-- Start DOCUMENT EXCERPT --

I'm 100% convinced that no one here can argue the fact that a 24-70 f2.8L and a 70-200 F2.8 USM won't give you 99% of the best coverage possible in ANY situation, on ANY body. Wide is fun, but not for standard portraiture. the 24mm at about 28mm takes an amazing photo with very little distortion.


----------



## quixilver (Nov 11, 2010)

Thank you guys! 
Yeas I own the 24-70 2.8  and I'm hoping I will have enough room, if not I will prob just do half bodies 
Or I guess I will figure something out.
Thanks a lot to you all


----------



## gfmsucess (Nov 30, 2010)

Yes 24-70 2.8 is good to capture Family Portraits


----------



## boomersgot3 (Dec 1, 2010)

I shoot alot in homes and I use the 24-70 and its perfect! Not much distortion at 24


----------



## quixilver (Dec 1, 2010)

Thank you guys...I used the 24-70 2.8. I had to walk out of the door to shoot but they turned out very good


----------



## benny420 (Dec 6, 2010)

quixilver said:


> Thank you guys...I used the 24-70 2.8. I had to walk out of the door to shoot but they turned out very good



Could you post a sample??  I'm going to be attempting the same shots here at the wife's family X-Mas. Hoping to buy the 24-70 in the next couple of months.


----------



## quixilver (Dec 6, 2010)

benny420 said:


> quixilver said:
> 
> 
> > Thank you guys...I used the 24-70 2.8. I had to walk out of the door to shoot but they turned out very good
> ...



Ok I will hopefully tonight


----------

-- End DOCUMENT EXCERPT --
-- Start SUPPLIED ENTRIES --

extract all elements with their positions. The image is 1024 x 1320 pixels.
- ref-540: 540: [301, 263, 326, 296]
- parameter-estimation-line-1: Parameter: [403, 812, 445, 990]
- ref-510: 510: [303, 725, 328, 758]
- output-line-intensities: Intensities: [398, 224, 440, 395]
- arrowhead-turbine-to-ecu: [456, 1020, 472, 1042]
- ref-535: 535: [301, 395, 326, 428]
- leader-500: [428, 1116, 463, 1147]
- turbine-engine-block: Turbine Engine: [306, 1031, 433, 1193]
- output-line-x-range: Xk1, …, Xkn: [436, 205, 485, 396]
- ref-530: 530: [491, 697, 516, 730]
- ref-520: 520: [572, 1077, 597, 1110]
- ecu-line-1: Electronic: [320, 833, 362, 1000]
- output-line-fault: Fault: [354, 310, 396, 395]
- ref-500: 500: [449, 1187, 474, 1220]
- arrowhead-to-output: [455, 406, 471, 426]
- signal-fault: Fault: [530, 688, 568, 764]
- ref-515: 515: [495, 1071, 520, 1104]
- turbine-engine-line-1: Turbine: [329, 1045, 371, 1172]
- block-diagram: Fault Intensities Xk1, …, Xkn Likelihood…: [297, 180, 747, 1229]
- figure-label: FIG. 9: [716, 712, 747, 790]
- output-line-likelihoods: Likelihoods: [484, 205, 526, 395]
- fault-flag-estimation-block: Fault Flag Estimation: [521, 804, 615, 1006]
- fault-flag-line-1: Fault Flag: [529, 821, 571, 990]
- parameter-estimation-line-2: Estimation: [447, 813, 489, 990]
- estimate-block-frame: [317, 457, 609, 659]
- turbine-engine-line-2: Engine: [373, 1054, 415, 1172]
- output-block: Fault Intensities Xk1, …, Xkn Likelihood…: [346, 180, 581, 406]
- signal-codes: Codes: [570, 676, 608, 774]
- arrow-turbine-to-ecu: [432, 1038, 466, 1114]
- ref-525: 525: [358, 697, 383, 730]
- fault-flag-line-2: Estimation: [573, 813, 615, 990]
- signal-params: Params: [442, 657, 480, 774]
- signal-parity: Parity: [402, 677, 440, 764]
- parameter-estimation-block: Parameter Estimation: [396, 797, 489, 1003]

-- End SUPPLIED ENTRIES --

WRITTEN INSTRUCTION:
Copy out the lens thread starting with "I'm 100% convinced" and going on through "figure something out.", swapping "half bodies" for "head-and-shoulders shots". Nothing in the records matters here.

EXERCISE SOLUTION:
I'm 100% convinced that no one here can argue the fact that a 24-70 f2.8L and a 70-200 F2.8 USM won't give you 99% of the best coverage possible in ANY situation, on ANY body. Wide is fun, but not for standard portraiture. the 24mm at about 28mm takes an amazing photo with very little distortion.


----------



## quixilver (Nov 11, 2010)

Thank you guys! 
Yeas I own the 24-70 2.8  and I'm hoping I will have enough room, if not I will prob just do head-and-shoulders shots 
Or I guess I will figure something out.